WHAT YOU NEED TO DO
Extract each line where the string "right" shows up.
[begin INPUT RECORDS]
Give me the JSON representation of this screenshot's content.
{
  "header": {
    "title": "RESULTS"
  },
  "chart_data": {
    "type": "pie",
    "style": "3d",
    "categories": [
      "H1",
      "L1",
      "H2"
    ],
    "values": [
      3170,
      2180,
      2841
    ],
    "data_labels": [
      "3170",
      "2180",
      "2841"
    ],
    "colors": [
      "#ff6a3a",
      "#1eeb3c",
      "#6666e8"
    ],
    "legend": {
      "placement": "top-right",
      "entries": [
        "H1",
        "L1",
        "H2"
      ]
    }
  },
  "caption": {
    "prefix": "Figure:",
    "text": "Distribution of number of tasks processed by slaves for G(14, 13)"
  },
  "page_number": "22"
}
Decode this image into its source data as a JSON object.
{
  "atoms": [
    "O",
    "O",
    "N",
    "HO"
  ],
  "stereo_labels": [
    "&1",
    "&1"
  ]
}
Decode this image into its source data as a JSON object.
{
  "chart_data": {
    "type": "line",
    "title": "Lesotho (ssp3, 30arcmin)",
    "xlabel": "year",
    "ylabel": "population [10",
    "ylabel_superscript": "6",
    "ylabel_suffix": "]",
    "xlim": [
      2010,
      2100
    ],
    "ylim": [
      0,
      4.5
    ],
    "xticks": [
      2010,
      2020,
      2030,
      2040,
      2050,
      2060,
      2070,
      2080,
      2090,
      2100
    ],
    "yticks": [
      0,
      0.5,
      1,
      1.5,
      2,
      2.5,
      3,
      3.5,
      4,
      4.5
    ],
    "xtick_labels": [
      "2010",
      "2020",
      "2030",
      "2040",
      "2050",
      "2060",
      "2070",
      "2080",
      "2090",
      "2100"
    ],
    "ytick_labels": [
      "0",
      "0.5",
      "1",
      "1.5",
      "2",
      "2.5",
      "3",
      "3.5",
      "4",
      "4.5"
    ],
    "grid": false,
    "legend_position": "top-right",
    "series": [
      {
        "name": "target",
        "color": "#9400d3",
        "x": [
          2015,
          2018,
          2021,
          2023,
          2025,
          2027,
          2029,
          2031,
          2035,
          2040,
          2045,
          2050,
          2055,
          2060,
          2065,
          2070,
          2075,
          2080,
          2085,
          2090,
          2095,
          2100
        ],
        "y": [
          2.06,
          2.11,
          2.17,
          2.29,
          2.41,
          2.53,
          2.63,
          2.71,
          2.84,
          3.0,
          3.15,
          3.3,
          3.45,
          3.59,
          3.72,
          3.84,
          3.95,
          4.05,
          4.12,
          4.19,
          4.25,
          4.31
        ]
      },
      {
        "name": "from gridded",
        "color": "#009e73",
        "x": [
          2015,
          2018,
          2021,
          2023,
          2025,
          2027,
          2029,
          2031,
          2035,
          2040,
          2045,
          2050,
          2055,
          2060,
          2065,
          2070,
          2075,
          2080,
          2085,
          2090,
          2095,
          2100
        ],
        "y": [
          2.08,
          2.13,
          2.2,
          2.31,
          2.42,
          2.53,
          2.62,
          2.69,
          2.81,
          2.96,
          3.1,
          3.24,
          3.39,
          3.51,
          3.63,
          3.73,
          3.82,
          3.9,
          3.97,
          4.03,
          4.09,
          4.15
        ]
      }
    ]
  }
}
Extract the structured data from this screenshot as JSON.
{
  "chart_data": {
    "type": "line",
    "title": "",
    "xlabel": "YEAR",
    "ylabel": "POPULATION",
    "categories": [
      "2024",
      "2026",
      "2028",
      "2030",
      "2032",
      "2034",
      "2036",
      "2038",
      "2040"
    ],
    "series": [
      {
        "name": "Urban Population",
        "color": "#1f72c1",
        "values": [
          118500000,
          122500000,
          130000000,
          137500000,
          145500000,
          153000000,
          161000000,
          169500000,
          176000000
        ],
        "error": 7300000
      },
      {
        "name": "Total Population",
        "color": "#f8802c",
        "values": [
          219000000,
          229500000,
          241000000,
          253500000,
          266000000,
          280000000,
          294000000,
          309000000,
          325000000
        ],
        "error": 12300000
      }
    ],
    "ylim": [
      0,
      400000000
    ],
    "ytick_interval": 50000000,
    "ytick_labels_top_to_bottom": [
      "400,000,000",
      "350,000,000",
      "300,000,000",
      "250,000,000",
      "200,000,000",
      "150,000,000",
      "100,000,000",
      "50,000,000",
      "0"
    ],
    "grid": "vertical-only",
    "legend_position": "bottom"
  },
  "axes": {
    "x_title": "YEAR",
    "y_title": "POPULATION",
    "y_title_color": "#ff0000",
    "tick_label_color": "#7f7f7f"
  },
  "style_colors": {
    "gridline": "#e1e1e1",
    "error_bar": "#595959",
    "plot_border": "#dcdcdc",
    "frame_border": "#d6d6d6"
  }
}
[end INPUT RECORDS]
RESPONSE
      "placement": "top-right",
    "legend_position": "top-right",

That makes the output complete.